DIRECTIVE. Copy the listing below word for word, beginning with its first line and ending with the line containing "cell-scenario-3: 5,200 [1030, 18, 1114, 51]", both included.

RECORDED INFORMATION.
━━━━━━━━━━━━━━━━

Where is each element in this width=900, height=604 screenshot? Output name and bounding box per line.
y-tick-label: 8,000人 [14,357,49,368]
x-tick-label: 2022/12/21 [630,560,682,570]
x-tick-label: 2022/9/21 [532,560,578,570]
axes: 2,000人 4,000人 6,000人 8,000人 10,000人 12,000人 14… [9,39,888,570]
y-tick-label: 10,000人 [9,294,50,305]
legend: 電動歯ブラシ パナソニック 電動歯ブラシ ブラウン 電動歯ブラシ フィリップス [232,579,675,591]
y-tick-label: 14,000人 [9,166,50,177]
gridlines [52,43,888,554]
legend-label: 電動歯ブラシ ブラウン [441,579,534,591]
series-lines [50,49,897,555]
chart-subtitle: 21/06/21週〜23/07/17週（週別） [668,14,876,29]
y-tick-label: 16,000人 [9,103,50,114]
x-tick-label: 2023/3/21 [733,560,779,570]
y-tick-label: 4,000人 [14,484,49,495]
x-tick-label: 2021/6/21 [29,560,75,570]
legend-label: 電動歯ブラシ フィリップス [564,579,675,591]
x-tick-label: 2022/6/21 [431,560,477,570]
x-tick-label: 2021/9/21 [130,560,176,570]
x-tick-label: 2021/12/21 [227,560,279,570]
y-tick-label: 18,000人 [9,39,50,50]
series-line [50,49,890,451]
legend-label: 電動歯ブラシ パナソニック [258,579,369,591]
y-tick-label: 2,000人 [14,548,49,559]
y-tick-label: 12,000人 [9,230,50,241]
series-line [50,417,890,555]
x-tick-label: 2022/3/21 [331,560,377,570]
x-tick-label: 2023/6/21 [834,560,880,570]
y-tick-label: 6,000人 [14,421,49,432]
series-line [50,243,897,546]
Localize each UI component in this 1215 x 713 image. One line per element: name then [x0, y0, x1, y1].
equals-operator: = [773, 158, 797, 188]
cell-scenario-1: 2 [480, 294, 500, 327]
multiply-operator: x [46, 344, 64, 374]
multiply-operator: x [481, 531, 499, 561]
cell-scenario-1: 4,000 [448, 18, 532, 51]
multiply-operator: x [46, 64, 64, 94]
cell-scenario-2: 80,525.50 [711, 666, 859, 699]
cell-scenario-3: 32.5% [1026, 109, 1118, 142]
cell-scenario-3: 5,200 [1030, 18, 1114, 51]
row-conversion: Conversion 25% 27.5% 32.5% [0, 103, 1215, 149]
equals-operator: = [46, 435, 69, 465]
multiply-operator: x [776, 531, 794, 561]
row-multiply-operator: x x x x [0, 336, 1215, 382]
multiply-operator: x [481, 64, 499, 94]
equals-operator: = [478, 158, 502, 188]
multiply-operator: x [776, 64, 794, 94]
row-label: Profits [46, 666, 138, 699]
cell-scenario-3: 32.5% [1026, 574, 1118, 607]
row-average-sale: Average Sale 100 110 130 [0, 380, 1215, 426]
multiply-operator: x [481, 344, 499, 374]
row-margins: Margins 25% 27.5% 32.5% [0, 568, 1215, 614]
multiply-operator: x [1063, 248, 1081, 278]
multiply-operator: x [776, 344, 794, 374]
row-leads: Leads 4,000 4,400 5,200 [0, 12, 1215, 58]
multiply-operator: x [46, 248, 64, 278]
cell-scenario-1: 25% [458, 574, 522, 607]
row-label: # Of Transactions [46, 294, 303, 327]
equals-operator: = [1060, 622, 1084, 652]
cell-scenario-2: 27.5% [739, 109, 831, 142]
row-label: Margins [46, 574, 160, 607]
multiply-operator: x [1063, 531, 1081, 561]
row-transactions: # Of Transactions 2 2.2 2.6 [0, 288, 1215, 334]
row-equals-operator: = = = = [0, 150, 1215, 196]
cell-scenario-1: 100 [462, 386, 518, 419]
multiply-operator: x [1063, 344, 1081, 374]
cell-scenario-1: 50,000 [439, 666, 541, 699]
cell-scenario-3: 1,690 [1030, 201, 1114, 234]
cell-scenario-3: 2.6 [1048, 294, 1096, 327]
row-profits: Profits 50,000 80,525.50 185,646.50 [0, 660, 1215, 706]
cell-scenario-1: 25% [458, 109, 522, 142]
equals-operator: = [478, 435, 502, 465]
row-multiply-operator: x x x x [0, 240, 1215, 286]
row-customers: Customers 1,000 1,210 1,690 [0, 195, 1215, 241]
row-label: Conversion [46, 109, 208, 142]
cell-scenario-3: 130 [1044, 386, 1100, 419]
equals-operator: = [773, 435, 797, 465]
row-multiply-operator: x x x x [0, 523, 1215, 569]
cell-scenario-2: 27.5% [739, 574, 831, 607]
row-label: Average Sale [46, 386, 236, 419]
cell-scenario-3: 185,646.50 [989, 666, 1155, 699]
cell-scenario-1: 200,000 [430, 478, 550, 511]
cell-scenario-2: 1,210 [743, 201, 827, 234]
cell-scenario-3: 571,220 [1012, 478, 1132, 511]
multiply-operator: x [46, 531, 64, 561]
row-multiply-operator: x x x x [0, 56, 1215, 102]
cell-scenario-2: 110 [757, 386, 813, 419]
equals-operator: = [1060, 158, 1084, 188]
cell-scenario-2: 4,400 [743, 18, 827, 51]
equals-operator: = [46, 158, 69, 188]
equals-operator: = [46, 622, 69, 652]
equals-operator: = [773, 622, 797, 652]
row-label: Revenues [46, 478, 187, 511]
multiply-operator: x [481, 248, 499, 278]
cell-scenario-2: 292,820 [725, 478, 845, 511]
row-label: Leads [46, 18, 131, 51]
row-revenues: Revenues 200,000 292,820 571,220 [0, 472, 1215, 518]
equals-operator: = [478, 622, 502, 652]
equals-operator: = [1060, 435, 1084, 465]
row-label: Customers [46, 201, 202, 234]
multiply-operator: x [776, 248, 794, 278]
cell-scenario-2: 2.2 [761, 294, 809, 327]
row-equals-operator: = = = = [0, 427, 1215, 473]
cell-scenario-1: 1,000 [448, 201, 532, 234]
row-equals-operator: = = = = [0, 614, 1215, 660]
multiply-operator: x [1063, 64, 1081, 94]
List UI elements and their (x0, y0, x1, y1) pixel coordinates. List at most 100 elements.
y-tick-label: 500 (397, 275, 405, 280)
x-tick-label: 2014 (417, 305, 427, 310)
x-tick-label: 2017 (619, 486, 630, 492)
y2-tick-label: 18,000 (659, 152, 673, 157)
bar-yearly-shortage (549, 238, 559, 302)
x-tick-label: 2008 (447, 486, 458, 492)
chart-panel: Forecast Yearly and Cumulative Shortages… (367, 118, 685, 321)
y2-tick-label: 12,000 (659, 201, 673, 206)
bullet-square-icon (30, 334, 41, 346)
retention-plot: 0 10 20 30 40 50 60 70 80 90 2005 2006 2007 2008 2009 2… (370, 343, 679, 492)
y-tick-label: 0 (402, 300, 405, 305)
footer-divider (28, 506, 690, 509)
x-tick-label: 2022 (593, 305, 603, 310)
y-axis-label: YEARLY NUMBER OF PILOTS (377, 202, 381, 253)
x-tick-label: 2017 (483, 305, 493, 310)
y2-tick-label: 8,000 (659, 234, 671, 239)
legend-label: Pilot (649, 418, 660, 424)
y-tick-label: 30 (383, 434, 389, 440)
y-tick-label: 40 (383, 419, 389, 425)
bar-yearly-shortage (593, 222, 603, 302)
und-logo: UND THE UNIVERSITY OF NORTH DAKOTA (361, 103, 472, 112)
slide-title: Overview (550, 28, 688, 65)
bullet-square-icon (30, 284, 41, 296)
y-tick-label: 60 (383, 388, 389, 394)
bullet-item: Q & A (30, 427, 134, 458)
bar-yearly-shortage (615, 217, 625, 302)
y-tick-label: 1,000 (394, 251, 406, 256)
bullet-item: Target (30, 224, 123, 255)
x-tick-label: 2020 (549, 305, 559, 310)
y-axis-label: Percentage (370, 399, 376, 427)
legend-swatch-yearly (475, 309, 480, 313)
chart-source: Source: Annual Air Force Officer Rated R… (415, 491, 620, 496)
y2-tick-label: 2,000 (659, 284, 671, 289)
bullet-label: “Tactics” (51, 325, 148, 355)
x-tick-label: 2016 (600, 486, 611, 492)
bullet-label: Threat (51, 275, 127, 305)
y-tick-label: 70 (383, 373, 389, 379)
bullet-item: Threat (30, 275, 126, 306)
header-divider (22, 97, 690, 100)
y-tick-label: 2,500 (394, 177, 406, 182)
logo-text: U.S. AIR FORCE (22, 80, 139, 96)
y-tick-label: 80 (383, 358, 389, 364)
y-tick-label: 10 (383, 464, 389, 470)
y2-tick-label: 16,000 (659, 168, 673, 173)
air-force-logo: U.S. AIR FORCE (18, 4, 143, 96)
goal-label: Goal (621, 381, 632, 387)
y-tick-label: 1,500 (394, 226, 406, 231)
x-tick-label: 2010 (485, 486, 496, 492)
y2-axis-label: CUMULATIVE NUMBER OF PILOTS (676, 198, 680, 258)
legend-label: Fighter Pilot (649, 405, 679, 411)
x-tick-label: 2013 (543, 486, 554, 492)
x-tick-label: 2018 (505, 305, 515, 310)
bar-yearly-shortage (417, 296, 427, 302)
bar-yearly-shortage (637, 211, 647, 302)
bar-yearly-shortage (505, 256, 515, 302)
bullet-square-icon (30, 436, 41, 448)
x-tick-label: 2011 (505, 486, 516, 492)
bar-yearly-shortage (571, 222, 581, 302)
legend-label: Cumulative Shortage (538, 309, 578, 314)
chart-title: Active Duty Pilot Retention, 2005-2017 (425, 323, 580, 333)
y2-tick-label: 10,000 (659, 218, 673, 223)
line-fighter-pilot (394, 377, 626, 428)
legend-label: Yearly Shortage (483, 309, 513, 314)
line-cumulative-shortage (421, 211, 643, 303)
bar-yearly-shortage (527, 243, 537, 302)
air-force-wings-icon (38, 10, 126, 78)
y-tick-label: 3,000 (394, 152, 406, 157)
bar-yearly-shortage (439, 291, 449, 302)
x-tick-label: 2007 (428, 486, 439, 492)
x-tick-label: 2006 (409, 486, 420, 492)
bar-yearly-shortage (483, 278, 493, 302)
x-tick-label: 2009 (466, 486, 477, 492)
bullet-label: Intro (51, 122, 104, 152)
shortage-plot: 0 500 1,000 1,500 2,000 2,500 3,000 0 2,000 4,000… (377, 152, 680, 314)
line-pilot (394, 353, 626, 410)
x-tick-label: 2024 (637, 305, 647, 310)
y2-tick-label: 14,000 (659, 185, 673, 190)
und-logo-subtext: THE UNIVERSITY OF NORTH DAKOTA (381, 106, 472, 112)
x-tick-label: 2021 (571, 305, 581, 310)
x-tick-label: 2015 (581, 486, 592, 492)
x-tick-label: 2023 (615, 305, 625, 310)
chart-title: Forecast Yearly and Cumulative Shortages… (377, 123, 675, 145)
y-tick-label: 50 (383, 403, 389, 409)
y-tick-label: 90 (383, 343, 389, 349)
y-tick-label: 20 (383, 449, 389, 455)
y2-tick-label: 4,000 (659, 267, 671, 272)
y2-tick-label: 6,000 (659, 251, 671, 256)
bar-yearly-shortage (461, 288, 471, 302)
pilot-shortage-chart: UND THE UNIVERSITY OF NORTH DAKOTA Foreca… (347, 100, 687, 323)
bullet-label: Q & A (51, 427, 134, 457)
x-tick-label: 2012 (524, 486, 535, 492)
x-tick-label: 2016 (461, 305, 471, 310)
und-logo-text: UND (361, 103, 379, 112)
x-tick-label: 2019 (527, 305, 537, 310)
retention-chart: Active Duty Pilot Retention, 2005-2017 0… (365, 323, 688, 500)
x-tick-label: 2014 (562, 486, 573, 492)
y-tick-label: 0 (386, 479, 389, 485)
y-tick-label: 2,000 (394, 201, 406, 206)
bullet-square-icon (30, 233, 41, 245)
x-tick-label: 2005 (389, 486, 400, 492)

━━━━━━━━━━━━━━━━

ANSWER IN FULL.
Where is each element in this width=900, height=604 screenshot? Output name and bounding box per line.
y-tick-label: 8,000人 [14,357,49,368]
x-tick-label: 2022/12/21 [630,560,682,570]
x-tick-label: 2022/9/21 [532,560,578,570]
axes: 2,000人 4,000人 6,000人 8,000人 10,000人 12,000人 14… [9,39,888,570]
y-tick-label: 10,000人 [9,294,50,305]
legend: 電動歯ブラシ パナソニック 電動歯ブラシ ブラウン 電動歯ブラシ フィリップス [232,579,675,591]
y-tick-label: 14,000人 [9,166,50,177]
gridlines [52,43,888,554]
legend-label: 電動歯ブラシ ブラウン [441,579,534,591]
series-lines [50,49,897,555]
chart-subtitle: 21/06/21週〜23/07/17週（週別） [668,14,876,29]
y-tick-label: 16,000人 [9,103,50,114]
x-tick-label: 2023/3/21 [733,560,779,570]
y-tick-label: 4,000人 [14,484,49,495]
x-tick-label: 2021/6/21 [29,560,75,570]
legend-label: 電動歯ブラシ フィリップス [564,579,675,591]
x-tick-label: 2022/6/21 [431,560,477,570]
x-tick-label: 2021/9/21 [130,560,176,570]
x-tick-label: 2021/12/21 [227,560,279,570]
y-tick-label: 18,000人 [9,39,50,50]
series-line [50,49,890,451]
legend-label: 電動歯ブラシ パナソニック [258,579,369,591]
y-tick-label: 2,000人 [14,548,49,559]
y-tick-label: 12,000人 [9,230,50,241]
series-line [50,417,890,555]
x-tick-label: 2022/3/21 [331,560,377,570]
x-tick-label: 2023/6/21 [834,560,880,570]
y-tick-label: 6,000人 [14,421,49,432]
series-line [50,243,897,546]
Localize each UI component in this 1215 x 713 image. One line per element: name then [x0, y0, x1, y1].
equals-operator: = [773, 158, 797, 188]
cell-scenario-1: 2 [480, 294, 500, 327]
multiply-operator: x [46, 344, 64, 374]
multiply-operator: x [481, 531, 499, 561]
cell-scenario-1: 4,000 [448, 18, 532, 51]
multiply-operator: x [46, 64, 64, 94]
cell-scenario-2: 80,525.50 [711, 666, 859, 699]
cell-scenario-3: 32.5% [1026, 109, 1118, 142]
cell-scenario-3: 5,200 [1030, 18, 1114, 51]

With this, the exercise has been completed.